Records from a data source
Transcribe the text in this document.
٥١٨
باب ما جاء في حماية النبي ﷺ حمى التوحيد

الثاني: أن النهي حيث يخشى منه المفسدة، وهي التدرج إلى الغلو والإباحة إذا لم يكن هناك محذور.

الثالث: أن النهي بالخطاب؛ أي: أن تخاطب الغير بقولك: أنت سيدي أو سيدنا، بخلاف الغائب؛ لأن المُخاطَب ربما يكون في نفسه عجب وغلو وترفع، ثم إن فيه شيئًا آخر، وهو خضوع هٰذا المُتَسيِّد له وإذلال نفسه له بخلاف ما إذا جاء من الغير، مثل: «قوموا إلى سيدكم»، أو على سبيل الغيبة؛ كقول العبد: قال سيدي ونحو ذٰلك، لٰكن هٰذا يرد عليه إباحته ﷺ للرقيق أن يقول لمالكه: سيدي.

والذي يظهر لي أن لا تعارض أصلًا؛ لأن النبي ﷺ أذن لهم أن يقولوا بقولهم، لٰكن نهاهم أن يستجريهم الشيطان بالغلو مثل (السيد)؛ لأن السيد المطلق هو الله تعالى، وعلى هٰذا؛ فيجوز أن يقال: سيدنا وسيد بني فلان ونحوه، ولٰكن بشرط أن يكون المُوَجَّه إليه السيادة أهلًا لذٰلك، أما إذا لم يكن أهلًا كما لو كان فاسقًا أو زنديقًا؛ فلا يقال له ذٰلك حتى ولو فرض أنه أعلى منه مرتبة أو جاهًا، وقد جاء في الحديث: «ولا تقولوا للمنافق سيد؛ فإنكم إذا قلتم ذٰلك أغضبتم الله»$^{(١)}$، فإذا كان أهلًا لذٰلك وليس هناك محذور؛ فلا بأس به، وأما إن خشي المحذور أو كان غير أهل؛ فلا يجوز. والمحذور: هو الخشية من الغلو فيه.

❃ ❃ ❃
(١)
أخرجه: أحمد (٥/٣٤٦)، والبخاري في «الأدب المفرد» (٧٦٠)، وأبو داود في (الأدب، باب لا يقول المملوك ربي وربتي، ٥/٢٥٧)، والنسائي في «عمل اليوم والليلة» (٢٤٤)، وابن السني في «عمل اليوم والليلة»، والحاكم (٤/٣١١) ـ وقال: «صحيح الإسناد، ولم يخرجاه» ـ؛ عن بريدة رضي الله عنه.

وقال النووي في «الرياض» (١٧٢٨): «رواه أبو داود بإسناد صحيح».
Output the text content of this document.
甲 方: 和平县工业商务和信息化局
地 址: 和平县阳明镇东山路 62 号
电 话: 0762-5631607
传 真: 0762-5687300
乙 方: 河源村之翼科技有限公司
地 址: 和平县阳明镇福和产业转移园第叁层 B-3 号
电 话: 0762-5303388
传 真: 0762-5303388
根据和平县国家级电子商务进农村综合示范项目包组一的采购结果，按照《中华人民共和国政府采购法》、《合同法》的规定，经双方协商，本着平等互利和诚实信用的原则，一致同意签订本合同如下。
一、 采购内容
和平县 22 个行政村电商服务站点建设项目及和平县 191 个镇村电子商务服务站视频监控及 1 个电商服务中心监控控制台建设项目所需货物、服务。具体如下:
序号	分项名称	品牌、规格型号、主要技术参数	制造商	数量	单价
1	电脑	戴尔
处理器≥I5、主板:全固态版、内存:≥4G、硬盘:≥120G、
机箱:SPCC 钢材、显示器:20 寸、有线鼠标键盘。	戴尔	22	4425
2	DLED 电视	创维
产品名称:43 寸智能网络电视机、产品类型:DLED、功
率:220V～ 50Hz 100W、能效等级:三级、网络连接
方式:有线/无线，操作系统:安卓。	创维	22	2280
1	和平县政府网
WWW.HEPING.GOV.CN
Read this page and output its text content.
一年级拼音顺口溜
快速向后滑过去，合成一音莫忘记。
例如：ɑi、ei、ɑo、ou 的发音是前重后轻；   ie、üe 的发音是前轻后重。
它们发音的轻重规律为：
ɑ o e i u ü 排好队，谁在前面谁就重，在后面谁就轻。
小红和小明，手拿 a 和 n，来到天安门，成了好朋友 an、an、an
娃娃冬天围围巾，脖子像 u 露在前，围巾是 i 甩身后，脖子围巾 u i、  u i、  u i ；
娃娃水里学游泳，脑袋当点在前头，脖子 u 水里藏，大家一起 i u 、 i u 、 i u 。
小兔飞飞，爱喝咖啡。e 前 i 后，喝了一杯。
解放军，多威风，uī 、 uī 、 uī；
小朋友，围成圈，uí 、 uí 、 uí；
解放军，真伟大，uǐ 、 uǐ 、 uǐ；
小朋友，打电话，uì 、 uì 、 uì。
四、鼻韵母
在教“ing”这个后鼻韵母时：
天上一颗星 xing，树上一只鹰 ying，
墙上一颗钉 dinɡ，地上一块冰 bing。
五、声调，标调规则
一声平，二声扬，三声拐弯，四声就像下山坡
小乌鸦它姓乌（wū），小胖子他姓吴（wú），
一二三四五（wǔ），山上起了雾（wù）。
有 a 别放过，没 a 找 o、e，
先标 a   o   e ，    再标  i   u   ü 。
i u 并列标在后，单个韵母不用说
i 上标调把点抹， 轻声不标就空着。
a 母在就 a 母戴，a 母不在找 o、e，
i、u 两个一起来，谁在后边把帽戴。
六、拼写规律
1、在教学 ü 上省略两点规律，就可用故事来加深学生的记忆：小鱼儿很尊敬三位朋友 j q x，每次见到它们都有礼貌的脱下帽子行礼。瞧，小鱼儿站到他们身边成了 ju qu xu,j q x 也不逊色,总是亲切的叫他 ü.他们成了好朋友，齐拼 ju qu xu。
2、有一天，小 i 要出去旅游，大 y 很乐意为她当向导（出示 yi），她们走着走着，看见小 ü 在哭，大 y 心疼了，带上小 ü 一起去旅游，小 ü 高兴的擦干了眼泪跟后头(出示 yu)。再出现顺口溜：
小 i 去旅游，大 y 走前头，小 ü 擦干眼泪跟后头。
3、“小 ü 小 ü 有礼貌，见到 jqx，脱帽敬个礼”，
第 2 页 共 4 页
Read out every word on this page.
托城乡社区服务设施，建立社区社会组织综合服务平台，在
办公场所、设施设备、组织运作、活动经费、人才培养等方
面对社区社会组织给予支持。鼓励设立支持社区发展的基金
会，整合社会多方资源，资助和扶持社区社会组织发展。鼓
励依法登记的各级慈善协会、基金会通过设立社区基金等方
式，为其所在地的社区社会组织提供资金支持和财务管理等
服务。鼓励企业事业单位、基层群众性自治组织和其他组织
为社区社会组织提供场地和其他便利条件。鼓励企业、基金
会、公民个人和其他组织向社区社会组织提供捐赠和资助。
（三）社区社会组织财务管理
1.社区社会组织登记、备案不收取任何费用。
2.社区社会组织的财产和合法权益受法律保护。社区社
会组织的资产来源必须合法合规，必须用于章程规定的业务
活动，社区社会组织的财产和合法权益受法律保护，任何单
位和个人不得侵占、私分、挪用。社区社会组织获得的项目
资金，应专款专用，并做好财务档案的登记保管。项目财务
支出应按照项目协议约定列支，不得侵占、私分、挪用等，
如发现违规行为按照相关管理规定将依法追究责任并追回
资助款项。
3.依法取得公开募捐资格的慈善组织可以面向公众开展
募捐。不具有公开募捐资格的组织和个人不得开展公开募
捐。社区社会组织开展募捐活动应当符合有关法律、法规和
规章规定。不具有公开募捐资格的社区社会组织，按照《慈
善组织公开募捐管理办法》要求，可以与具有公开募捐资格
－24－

- _REQUIRED WORK_
Please list every line of the records that contains "النهي".

- _RESULT BELOW_
الثاني: أن النهي حيث يخشى منه المفسدة، وهي التدرج إلى الغلو والإباحة إذا لم يكن هناك محذور.
الثالث: أن النهي بالخطاب؛ أي: أن تخاطب الغير بقولك: أنت سيدي أو سيدنا، بخلاف الغائب؛ لأن المُخاطَب ربما يكون في نفسه عجب وغلو وترفع، ثم إن فيه شيئًا آخر، وهو خضوع هٰذا المُتَسيِّد له وإذلال نفسه له بخلاف ما إذا جاء من الغير، مثل: «قوموا إلى سيدكم»، أو على سبيل الغيبة؛ كقول العبد: قال سيدي ونحو ذٰلك، لٰكن هٰذا يرد عليه إباحته ﷺ للرقيق أن يقول لمالكه: سيدي.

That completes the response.